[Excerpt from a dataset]
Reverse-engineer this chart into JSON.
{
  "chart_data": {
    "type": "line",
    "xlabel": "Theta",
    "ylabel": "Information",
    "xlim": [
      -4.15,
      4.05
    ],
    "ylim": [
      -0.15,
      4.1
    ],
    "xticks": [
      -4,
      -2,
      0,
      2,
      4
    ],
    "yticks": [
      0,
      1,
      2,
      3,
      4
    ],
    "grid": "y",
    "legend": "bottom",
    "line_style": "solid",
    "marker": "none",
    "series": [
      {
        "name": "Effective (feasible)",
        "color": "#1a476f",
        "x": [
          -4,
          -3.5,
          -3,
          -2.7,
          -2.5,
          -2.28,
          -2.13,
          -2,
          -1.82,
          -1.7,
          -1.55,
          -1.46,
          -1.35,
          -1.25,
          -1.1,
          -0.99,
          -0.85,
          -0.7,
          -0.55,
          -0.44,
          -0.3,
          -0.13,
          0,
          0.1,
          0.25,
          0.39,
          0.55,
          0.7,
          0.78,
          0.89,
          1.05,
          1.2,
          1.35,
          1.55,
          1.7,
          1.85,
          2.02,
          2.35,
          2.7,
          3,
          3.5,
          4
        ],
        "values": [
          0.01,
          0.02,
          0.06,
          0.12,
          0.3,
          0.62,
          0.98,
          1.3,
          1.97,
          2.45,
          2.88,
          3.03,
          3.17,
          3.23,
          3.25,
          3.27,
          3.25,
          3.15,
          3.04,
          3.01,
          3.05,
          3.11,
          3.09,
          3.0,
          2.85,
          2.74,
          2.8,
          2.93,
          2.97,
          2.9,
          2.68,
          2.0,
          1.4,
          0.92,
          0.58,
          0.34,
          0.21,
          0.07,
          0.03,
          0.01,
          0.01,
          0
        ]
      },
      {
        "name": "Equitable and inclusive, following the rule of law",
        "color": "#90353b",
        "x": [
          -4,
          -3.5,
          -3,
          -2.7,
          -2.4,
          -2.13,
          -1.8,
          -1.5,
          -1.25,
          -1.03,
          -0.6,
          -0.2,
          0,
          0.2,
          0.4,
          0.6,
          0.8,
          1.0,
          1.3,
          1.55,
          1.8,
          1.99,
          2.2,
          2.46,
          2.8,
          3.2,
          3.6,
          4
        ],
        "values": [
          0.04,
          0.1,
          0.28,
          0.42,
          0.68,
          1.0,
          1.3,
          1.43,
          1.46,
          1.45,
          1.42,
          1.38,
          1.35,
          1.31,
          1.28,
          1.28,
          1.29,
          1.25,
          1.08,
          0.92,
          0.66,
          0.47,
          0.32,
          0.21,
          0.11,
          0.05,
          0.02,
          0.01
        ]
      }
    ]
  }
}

Work required:
Output the entries exactly.

Task answer:
Reverse-engineer this chart into JSON.
{
  "chart_data": {
    "type": "line",
    "xlabel": "Theta",
    "ylabel": "Information",
    "xlim": [
      -4.15,
      4.05
    ],
    "ylim": [
      -0.15,
      4.1
    ],
    "xticks": [
      -4,
      -2,
      0,
      2,
      4
    ],
    "yticks": [
      0,
      1,
      2,
      3,
      4
    ],
    "grid": "y",
    "legend": "bottom",
    "line_style": "solid",
    "marker": "none",
    "series": [
      {
        "name": "Effective (feasible)",
        "color": "#1a476f",
        "x": [
          -4,
          -3.5,
          -3,
          -2.7,
          -2.5,
          -2.28,
          -2.13,
          -2,
          -1.82,
          -1.7,
          -1.55,
          -1.46,
          -1.35,
          -1.25,
          -1.1,
          -0.99,
          -0.85,
          -0.7,
          -0.55,
          -0.44,
          -0.3,
          -0.13,
          0,
          0.1,
          0.25,
          0.39,
          0.55,
          0.7,
          0.78,
          0.89,
          1.05,
          1.2,
          1.35,
          1.55,
          1.7,
          1.85,
          2.02,
          2.35,
          2.7,
          3,
          3.5,
          4
        ],
        "values": [
          0.01,
          0.02,
          0.06,
          0.12,
          0.3,
          0.62,
          0.98,
          1.3,
          1.97,
          2.45,
          2.88,
          3.03,
          3.17,
          3.23,
          3.25,
          3.27,
          3.25,
          3.15,
          3.04,
          3.01,
          3.05,
          3.11,
          3.09,
          3.0,
          2.85,
          2.74,
          2.8,
          2.93,
          2.97,
          2.9,
          2.68,
          2.0,
          1.4,
          0.92,
          0.58,
          0.34,
          0.21,
          0.07,
          0.03,
          0.01,
          0.01,
          0
        ]
      },
      {
        "name": "Equitable and inclusive, following the rule of law",
        "color": "#90353b",
        "x": [
          -4,
          -3.5,
          -3,
          -2.7,
          -2.4,
          -2.13,
          -1.8,
          -1.5,
          -1.25,
          -1.03,
          -0.6,
          -0.2,
          0,
          0.2,
          0.4,
          0.6,
          0.8,
          1.0,
          1.3,
          1.55,
          1.8,
          1.99,
          2.2,
          2.46,
          2.8,
          3.2,
          3.6,
          4
        ],
        "values": [
          0.04,
          0.1,
          0.28,
          0.42,
          0.68,
          1.0,
          1.3,
          1.43,
          1.46,
          1.45,
          1.42,
          1.38,
          1.35,
          1.31,
          1.28,
          1.28,
          1.29,
          1.25,
          1.08,
          0.92,
          0.66,
          0.47,
          0.32,
          0.21,
          0.11,
          0.05,
          0.02,
          0.01
        ]
      }
    ]
  }
}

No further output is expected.